Work to complete: Leaving out every picture, quote the data below exactly as it appears.

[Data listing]
☆ ☆ ☆ ☆

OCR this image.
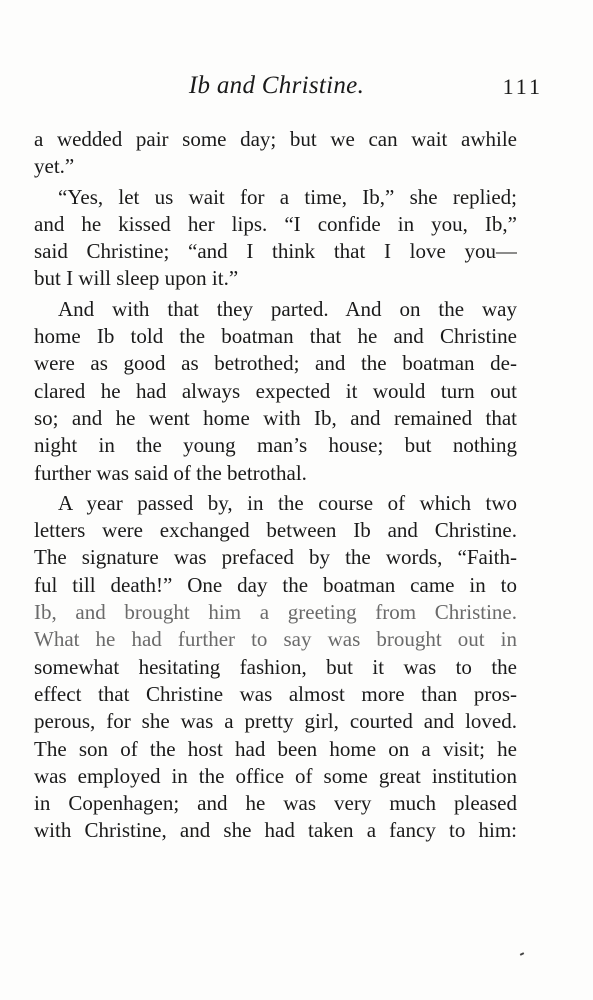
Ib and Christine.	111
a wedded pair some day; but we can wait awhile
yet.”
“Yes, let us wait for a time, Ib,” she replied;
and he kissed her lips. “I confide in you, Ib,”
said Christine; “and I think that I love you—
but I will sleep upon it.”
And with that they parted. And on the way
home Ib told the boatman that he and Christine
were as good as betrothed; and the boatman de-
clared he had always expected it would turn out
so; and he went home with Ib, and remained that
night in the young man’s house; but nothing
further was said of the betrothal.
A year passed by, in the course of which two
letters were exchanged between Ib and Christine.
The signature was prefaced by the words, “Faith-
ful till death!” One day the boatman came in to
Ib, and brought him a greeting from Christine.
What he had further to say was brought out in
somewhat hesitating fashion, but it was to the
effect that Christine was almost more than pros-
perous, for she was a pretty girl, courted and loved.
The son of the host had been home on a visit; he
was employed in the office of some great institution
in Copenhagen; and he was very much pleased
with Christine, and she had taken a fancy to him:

☆ ☆ ☆ ☆

Answer to this task:
OCR this image.
Ib and Christine.	111
a wedded pair some day; but we can wait awhile
yet.”
“Yes, let us wait for a time, Ib,” she replied;
and he kissed her lips. “I confide in you, Ib,”
said Christine; “and I think that I love you—
but I will sleep upon it.”
And with that they parted. And on the way
home Ib told the boatman that he and Christine
were as good as betrothed; and the boatman de-
clared he had always expected it would turn out
so; and he went home with Ib, and remained that
night in the young man’s house; but nothing
further was said of the betrothal.
A year passed by, in the course of which two
letters were exchanged between Ib and Christine.
The signature was prefaced by the words, “Faith-
ful till death!” One day the boatman came in to
Ib, and brought him a greeting from Christine.
What he had further to say was brought out in
somewhat hesitating fashion, but it was to the
effect that Christine was almost more than pros-
perous, for she was a pretty girl, courted and loved.
The son of the host had been home on a visit; he
was employed in the office of some great institution
in Copenhagen; and he was very much pleased
with Christine, and she had taken a fancy to him:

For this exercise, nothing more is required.